## START EXTRACTED ENTRIES
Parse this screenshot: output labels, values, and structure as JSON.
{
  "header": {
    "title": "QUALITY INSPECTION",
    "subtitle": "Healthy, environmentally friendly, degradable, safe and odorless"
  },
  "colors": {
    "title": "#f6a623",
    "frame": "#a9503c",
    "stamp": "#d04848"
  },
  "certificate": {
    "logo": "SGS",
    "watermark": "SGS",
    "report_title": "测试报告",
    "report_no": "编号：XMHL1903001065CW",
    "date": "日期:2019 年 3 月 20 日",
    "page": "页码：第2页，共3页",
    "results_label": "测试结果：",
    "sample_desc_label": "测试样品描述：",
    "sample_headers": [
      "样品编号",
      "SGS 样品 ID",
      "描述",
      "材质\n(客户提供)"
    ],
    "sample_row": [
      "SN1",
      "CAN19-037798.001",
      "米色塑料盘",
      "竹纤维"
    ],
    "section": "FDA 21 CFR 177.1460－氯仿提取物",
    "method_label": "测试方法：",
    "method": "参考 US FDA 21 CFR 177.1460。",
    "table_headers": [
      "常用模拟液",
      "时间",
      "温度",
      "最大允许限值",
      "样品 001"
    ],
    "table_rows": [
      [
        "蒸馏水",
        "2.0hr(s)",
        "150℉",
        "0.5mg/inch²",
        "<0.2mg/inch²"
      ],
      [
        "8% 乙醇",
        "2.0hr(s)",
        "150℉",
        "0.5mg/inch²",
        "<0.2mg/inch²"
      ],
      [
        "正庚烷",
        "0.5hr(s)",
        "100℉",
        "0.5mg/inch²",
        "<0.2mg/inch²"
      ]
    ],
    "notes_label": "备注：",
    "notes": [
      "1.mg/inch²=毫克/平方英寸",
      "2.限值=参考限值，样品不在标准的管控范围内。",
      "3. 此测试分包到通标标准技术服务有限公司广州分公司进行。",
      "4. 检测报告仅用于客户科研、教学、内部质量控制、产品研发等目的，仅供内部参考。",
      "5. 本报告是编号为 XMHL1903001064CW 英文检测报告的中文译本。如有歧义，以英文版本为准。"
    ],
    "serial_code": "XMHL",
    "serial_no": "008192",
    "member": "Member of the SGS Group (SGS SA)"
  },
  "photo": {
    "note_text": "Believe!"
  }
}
## END EXTRACTED ENTRIES
» **WHAT THE TASK ASKS**:
Extract every entry in the listing word for word.

» **WRITTEN RESPONSE**:
Parse this screenshot: output labels, values, and structure as JSON.
{
  "header": {
    "title": "QUALITY INSPECTION",
    "subtitle": "Healthy, environmentally friendly, degradable, safe and odorless"
  },
  "colors": {
    "title": "#f6a623",
    "frame": "#a9503c",
    "stamp": "#d04848"
  },
  "certificate": {
    "logo": "SGS",
    "watermark": "SGS",
    "report_title": "测试报告",
    "report_no": "编号：XMHL1903001065CW",
    "date": "日期:2019 年 3 月 20 日",
    "page": "页码：第2页，共3页",
    "results_label": "测试结果：",
    "sample_desc_label": "测试样品描述：",
    "sample_headers": [
      "样品编号",
      "SGS 样品 ID",
      "描述",
      "材质\n(客户提供)"
    ],
    "sample_row": [
      "SN1",
      "CAN19-037798.001",
      "米色塑料盘",
      "竹纤维"
    ],
    "section": "FDA 21 CFR 177.1460－氯仿提取物",
    "method_label": "测试方法：",
    "method": "参考 US FDA 21 CFR 177.1460。",
    "table_headers": [
      "常用模拟液",
      "时间",
      "温度",
      "最大允许限值",
      "样品 001"
    ],
    "table_rows": [
      [
        "蒸馏水",
        "2.0hr(s)",
        "150℉",
        "0.5mg/inch²",
        "<0.2mg/inch²"
      ],
      [
        "8% 乙醇",
        "2.0hr(s)",
        "150℉",
        "0.5mg/inch²",
        "<0.2mg/inch²"
      ],
      [
        "正庚烷",
        "0.5hr(s)",
        "100℉",
        "0.5mg/inch²",
        "<0.2mg/inch²"
      ]
    ],
    "notes_label": "备注：",
    "notes": [
      "1.mg/inch²=毫克/平方英寸",
      "2.限值=参考限值，样品不在标准的管控范围内。",
      "3. 此测试分包到通标标准技术服务有限公司广州分公司进行。",
      "4. 检测报告仅用于客户科研、教学、内部质量控制、产品研发等目的，仅供内部参考。",
      "5. 本报告是编号为 XMHL1903001064CW 英文检测报告的中文译本。如有歧义，以英文版本为准。"
    ],
    "serial_code": "XMHL",
    "serial_no": "008192",
    "member": "Member of the SGS Group (SGS SA)"
  },
  "photo": {
    "note_text": "Believe!"
  }
}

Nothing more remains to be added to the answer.